▶ **RAW DATA**

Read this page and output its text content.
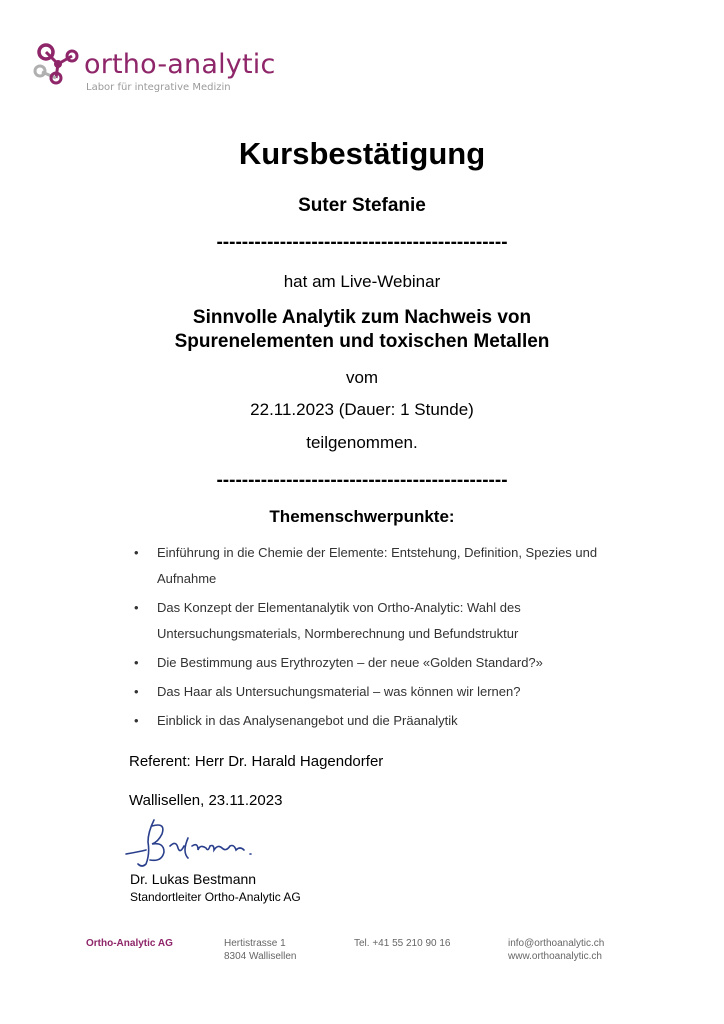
ortho-analytic
Labor für integrative Medizin
Kursbestätigung
Suter Stefanie
----------------------------------------------
hat am Live-Webinar
Sinnvolle Analytik zum Nachweis von
Spurenelementen und toxischen Metallen
vom
22.11.2023 (Dauer: 1 Stunde)
teilgenommen.
----------------------------------------------
Themenschwerpunkte:
• Einführung in die Chemie der Elemente: Entstehung, Definition, Spezies und Aufnahme
• Das Konzept der Elementanalytik von Ortho-Analytic: Wahl des Untersuchungsmaterials, Normberechnung und Befundstruktur
• Die Bestimmung aus Erythrozyten – der neue «Golden Standard?»
• Das Haar als Untersuchungsmaterial – was können wir lernen?
• Einblick in das Analysenangebot und die Präanalytik
Referent: Herr Dr. Harald Hagendorfer
Wallisellen, 23.11.2023
Dr. Lukas Bestmann
Standortleiter Ortho-Analytic AG
Ortho-Analytic AG	Hertistrasse 1
8304 Wallisellen
Tel. +41 55 210 90 16	info@orthoanalytic.ch
www.orthoanalytic.ch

▶ **WHAT YOU WILL DO**
For each line in the data that contains the string "orthoanalytic", give a copy of that line.

▶ **RESULT OF THE EXERCISE**
Tel. +41 55 210 90 16	info@orthoanalytic.ch
www.orthoanalytic.ch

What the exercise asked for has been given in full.